═════ RECORDED INFORMATION

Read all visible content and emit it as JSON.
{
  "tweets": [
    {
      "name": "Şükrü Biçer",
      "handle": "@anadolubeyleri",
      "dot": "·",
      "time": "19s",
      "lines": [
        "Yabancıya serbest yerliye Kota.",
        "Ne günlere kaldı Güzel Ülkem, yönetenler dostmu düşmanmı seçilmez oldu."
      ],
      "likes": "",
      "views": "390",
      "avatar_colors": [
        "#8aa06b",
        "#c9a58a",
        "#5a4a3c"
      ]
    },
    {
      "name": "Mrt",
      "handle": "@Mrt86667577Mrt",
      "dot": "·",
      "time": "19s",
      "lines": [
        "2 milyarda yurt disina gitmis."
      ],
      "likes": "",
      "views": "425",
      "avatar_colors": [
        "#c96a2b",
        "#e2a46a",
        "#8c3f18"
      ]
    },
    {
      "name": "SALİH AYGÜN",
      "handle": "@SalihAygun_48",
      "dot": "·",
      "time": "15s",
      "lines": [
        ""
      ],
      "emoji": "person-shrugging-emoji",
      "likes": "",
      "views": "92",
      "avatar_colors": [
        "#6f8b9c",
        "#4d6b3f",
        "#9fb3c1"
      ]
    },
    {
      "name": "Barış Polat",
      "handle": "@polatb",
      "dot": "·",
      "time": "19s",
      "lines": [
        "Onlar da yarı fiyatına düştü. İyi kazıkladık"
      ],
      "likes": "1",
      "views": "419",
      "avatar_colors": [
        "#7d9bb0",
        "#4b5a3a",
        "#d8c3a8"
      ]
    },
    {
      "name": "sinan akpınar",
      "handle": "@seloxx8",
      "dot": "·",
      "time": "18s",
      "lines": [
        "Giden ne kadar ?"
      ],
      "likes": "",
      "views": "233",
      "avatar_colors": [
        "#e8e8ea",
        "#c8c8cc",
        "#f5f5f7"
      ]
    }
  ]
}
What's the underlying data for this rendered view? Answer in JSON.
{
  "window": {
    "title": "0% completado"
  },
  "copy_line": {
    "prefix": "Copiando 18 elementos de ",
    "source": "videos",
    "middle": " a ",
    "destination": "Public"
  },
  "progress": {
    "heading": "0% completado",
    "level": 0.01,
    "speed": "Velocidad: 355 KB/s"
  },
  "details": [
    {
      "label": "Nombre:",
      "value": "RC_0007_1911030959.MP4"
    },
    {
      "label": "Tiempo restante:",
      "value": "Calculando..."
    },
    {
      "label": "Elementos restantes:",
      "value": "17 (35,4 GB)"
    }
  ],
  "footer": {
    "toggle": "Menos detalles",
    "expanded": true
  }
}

══════════

Copy every line that includes the string "JSON" from the material above.

Read all visible content and emit it as JSON.
What's the underlying data for this rendered view? Answer in JSON.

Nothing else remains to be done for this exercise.